Lines of data:
----------

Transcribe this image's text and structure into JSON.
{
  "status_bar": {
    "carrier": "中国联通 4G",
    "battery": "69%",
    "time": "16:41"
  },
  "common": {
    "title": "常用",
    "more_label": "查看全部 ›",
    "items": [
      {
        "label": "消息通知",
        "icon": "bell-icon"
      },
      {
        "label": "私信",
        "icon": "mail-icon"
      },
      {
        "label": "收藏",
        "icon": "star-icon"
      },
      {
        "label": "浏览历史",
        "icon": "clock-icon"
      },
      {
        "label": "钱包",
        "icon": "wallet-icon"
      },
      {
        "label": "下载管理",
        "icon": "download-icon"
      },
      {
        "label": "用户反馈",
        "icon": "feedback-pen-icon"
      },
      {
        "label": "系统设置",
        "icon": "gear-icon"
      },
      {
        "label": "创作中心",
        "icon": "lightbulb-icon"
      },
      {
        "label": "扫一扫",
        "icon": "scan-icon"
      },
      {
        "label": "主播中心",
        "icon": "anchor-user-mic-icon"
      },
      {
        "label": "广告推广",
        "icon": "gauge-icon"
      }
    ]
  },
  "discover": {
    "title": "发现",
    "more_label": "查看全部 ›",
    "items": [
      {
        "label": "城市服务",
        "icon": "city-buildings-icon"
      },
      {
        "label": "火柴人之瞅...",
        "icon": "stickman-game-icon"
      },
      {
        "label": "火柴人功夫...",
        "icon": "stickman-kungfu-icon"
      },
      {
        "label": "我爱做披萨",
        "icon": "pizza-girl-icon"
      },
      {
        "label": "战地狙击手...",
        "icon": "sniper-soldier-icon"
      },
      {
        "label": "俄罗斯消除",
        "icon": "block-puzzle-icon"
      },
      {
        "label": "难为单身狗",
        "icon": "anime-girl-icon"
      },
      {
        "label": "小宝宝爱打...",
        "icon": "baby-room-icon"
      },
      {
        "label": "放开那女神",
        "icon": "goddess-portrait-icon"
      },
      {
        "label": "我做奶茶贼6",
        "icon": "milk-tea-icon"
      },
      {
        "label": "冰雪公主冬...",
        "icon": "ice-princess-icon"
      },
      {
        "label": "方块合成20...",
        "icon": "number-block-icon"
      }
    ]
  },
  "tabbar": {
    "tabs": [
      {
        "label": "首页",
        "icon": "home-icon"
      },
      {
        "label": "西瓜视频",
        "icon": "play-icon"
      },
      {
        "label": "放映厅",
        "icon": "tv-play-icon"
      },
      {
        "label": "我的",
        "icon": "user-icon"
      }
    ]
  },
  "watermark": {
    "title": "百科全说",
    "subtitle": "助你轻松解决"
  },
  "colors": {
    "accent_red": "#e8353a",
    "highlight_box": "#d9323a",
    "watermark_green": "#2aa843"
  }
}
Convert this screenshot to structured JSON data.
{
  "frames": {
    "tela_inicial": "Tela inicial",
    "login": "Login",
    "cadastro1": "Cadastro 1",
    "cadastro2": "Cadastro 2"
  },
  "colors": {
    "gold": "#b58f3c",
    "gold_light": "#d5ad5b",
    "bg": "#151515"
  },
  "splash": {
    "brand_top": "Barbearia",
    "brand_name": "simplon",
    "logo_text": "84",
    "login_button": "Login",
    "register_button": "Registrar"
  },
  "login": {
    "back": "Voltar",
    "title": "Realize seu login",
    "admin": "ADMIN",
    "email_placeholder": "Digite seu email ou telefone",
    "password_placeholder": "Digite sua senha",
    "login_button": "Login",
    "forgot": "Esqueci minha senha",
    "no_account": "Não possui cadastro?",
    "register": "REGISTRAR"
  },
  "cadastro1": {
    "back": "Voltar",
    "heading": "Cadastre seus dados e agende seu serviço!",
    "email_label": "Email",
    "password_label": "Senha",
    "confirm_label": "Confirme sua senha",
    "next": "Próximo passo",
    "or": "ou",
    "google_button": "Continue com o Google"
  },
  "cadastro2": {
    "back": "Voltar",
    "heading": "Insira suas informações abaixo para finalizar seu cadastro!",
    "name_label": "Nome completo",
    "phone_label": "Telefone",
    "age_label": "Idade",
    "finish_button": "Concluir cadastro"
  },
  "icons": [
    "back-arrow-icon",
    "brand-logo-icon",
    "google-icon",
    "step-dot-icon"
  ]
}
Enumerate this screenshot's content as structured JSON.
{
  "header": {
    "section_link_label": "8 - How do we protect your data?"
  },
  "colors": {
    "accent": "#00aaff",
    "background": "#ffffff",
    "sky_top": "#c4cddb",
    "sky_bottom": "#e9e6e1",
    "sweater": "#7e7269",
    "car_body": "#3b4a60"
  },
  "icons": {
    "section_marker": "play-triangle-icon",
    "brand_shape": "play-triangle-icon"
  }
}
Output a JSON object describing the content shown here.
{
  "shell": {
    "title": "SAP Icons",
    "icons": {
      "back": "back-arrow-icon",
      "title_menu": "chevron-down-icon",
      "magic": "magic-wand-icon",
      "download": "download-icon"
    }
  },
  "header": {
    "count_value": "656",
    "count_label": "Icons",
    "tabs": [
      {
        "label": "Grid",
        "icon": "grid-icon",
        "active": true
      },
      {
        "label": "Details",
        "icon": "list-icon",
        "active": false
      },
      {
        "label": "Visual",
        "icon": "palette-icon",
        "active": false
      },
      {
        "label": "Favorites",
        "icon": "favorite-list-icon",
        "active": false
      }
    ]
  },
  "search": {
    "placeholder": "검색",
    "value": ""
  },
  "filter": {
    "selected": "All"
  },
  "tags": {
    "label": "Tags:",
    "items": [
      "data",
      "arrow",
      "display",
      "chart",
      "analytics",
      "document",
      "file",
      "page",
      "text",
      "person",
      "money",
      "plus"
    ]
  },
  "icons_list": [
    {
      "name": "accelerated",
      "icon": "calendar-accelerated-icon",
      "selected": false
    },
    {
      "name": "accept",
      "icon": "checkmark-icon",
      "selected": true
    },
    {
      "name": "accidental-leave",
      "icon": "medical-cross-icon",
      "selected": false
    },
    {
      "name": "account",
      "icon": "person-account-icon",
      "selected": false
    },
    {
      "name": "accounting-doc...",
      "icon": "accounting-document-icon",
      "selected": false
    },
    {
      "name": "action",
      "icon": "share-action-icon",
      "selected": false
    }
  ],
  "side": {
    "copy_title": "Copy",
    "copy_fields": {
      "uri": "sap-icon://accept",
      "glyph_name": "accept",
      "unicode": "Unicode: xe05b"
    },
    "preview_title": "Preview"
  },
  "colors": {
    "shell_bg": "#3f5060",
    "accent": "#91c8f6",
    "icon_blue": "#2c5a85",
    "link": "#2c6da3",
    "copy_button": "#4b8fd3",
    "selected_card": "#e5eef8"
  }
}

----------

> [Problem statement] Write out the full listing, keeping every line exactly as it is.

> [Response below]
Transcribe this image's text and structure into JSON.
{
  "status_bar": {
    "carrier": "中国联通 4G",
    "battery": "69%",
    "time": "16:41"
  },
  "common": {
    "title": "常用",
    "more_label": "查看全部 ›",
    "items": [
      {
        "label": "消息通知",
        "icon": "bell-icon"
      },
      {
        "label": "私信",
        "icon": "mail-icon"
      },
      {
        "label": "收藏",
        "icon": "star-icon"
      },
      {
        "label": "浏览历史",
        "icon": "clock-icon"
      },
      {
        "label": "钱包",
        "icon": "wallet-icon"
      },
      {
        "label": "下载管理",
        "icon": "download-icon"
      },
      {
        "label": "用户反馈",
        "icon": "feedback-pen-icon"
      },
      {
        "label": "系统设置",
        "icon": "gear-icon"
      },
      {
        "label": "创作中心",
        "icon": "lightbulb-icon"
      },
      {
        "label": "扫一扫",
        "icon": "scan-icon"
      },
      {
        "label": "主播中心",
        "icon": "anchor-user-mic-icon"
      },
      {
        "label": "广告推广",
        "icon": "gauge-icon"
      }
    ]
  },
  "discover": {
    "title": "发现",
    "more_label": "查看全部 ›",
    "items": [
      {
        "label": "城市服务",
        "icon": "city-buildings-icon"
      },
      {
        "label": "火柴人之瞅...",
        "icon": "stickman-game-icon"
      },
      {
        "label": "火柴人功夫...",
        "icon": "stickman-kungfu-icon"
      },
      {
        "label": "我爱做披萨",
        "icon": "pizza-girl-icon"
      },
      {
        "label": "战地狙击手...",
        "icon": "sniper-soldier-icon"
      },
      {
        "label": "俄罗斯消除",
        "icon": "block-puzzle-icon"
      },
      {
        "label": "难为单身狗",
        "icon": "anime-girl-icon"
      },
      {
        "label": "小宝宝爱打...",
        "icon": "baby-room-icon"
      },
      {
        "label": "放开那女神",
        "icon": "goddess-portrait-icon"
      },
      {
        "label": "我做奶茶贼6",
        "icon": "milk-tea-icon"
      },
      {
        "label": "冰雪公主冬...",
        "icon": "ice-princess-icon"
      },
      {
        "label": "方块合成20...",
        "icon": "number-block-icon"
      }
    ]
  },
  "tabbar": {
    "tabs": [
      {
        "label": "首页",
        "icon": "home-icon"
      },
      {
        "label": "西瓜视频",
        "icon": "play-icon"
      },
      {
        "label": "放映厅",
        "icon": "tv-play-icon"
      },
      {
        "label": "我的",
        "icon": "user-icon"
      }
    ]
  },
  "watermark": {
    "title": "百科全说",
    "subtitle": "助你轻松解决"
  },
  "colors": {
    "accent_red": "#e8353a",
    "highlight_box": "#d9323a",
    "watermark_green": "#2aa843"
  }
}
Convert this screenshot to structured JSON data.
{
  "frames": {
    "tela_inicial": "Tela inicial",
    "login": "Login",
    "cadastro1": "Cadastro 1",
    "cadastro2": "Cadastro 2"
  },
  "colors": {
    "gold": "#b58f3c",
    "gold_light": "#d5ad5b",
    "bg": "#151515"
  },
  "splash": {
    "brand_top": "Barbearia",
    "brand_name": "simplon",
    "logo_text": "84",
    "login_button": "Login",
    "register_button": "Registrar"
  },
  "login": {
    "back": "Voltar",
    "title": "Realize seu login",
    "admin": "ADMIN",
    "email_placeholder": "Digite seu email ou telefone",
    "password_placeholder": "Digite sua senha",
    "login_button": "Login",
    "forgot": "Esqueci minha senha",
    "no_account": "Não possui cadastro?",
    "register": "REGISTRAR"
  },
  "cadastro1": {
    "back": "Voltar",
    "heading": "Cadastre seus dados e agende seu serviço!",
    "email_label": "Email",
    "password_label": "Senha",
    "confirm_label": "Confirme sua senha",
    "next": "Próximo passo",
    "or": "ou",
    "google_button": "Continue com o Google"
  },
  "cadastro2": {
    "back": "Voltar",
    "heading": "Insira suas informações abaixo para finalizar seu cadastro!",
    "name_label": "Nome completo",
    "phone_label": "Telefone",
    "age_label": "Idade",
    "finish_button": "Concluir cadastro"
  },
  "icons": [
    "back-arrow-icon",
    "brand-logo-icon",
    "google-icon",
    "step-dot-icon"
  ]
}
Enumerate this screenshot's content as structured JSON.
{
  "header": {
    "section_link_label": "8 - How do we protect your data?"
  },
  "colors": {
    "accent": "#00aaff",
    "background": "#ffffff",
    "sky_top": "#c4cddb",
    "sky_bottom": "#e9e6e1",
    "sweater": "#7e7269",
    "car_body": "#3b4a60"
  },
  "icons": {
    "section_marker": "play-triangle-icon",
    "brand_shape": "play-triangle-icon"
  }
}
Output a JSON object describing the content shown here.
{
  "shell": {
    "title": "SAP Icons",
    "icons": {
      "back": "back-arrow-icon",
      "title_menu": "chevron-down-icon",
      "magic": "magic-wand-icon",
      "download": "download-icon"
    }
  },
  "header": {
    "count_value": "656",
    "count_label": "Icons",
    "tabs": [
      {
        "label": "Grid",
        "icon": "grid-icon",
        "active": true
      },
      {
        "label": "Details",
        "icon": "list-icon",
        "active": false
      },
      {
        "label": "Visual",
        "icon": "palette-icon",
        "active": false
      },
      {
        "label": "Favorites",
        "icon": "favorite-list-icon",
        "active": false
      }
    ]
  },
  "search": {
    "placeholder": "검색",
    "value": ""
  },
  "filter": {
    "selected": "All"
  },
  "tags": {
    "label": "Tags:",
    "items": [
      "data",
      "arrow",
      "display",
      "chart",
      "analytics",
      "document",
      "file",
      "page",
      "text",
      "person",
      "money",
      "plus"
    ]
  },
  "icons_list": [
    {
      "name": "accelerated",
      "icon": "calendar-accelerated-icon",
      "selected": false
    },
    {
      "name": "accept",
      "icon": "checkmark-icon",
      "selected": true
    },
    {
      "name": "accidental-leave",
      "icon": "medical-cross-icon",
      "selected": false
    },
    {
      "name": "account",
      "icon": "person-account-icon",
      "selected": false
    },
    {
      "name": "accounting-doc...",
      "icon": "accounting-document-icon",
      "selected": false
    },
    {
      "name": "action",
      "icon": "share-action-icon",
      "selected": false
    }
  ],
  "side": {
    "copy_title": "Copy",
    "copy_fields": {
      "uri": "sap-icon://accept",
      "glyph_name": "accept",
      "unicode": "Unicode: xe05b"
    },
    "preview_title": "Preview"
  },
  "colors": {
    "shell_bg": "#3f5060",
    "accent": "#91c8f6",
    "icon_blue": "#2c5a85",
    "link": "#2c6da3",
    "copy_button": "#4b8fd3",
    "selected_card": "#e5eef8"
  }
}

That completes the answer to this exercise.